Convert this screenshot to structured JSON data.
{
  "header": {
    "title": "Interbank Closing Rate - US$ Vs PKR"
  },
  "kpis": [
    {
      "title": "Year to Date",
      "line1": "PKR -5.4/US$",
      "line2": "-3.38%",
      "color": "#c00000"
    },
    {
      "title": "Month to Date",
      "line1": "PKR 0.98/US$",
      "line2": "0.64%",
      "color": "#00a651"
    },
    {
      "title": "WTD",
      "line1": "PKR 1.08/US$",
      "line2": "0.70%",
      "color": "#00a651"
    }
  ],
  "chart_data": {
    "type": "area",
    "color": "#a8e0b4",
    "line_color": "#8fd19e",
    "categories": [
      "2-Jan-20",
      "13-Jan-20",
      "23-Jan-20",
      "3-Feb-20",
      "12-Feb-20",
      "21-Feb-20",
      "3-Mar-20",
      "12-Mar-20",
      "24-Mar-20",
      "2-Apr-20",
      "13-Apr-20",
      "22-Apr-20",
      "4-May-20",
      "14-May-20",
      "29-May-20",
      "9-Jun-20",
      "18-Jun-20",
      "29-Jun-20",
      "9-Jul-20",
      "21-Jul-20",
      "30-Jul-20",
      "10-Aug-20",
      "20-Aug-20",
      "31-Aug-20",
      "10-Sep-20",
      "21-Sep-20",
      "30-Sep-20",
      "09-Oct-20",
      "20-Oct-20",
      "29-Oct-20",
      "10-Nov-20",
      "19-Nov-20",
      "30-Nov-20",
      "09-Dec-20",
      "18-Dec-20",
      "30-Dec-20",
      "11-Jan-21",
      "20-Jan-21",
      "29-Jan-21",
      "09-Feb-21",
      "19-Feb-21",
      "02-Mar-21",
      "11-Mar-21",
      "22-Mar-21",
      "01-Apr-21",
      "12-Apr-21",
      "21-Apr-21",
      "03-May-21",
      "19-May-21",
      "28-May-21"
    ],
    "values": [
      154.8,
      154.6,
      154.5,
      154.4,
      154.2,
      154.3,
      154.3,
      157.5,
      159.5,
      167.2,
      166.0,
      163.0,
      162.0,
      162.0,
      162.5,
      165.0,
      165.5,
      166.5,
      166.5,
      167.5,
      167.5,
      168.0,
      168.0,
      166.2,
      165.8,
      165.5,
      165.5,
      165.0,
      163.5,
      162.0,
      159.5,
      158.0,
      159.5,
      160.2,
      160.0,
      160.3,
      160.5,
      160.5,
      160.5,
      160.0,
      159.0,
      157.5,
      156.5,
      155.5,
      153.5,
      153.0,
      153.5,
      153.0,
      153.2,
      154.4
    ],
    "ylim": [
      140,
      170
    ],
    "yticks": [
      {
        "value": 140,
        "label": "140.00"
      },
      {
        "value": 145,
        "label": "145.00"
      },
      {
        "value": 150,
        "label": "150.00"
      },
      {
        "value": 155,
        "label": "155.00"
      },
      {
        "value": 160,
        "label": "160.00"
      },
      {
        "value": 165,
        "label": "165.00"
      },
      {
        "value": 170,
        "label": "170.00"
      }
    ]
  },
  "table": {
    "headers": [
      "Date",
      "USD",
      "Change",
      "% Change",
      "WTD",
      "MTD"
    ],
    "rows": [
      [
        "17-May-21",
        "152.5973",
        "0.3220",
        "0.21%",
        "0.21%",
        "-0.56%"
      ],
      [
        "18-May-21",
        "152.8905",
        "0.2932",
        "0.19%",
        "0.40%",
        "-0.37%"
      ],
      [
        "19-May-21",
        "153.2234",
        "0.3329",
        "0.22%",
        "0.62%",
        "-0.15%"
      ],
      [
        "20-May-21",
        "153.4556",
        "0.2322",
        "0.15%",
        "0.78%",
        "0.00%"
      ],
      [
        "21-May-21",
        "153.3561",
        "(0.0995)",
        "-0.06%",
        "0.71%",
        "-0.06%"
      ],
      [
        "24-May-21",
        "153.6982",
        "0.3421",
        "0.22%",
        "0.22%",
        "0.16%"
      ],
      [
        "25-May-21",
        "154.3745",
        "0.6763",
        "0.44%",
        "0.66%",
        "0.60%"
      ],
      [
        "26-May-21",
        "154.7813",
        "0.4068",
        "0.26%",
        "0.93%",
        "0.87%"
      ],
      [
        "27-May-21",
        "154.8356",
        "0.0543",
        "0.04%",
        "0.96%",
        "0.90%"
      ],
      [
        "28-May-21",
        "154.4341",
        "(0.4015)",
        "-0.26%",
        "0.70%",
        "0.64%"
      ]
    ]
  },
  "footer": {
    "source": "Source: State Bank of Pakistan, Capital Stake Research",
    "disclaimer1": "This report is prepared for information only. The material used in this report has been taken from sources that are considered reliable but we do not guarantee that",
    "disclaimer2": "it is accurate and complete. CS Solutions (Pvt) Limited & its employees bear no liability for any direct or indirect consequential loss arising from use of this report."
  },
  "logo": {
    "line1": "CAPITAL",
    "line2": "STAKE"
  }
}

************

Reproduce each line of the material containing the word "title".

    "title": "Interbank Closing Rate - US$ Vs PKR"
      "title": "Year to Date",
      "title": "Month to Date",
      "title": "WTD",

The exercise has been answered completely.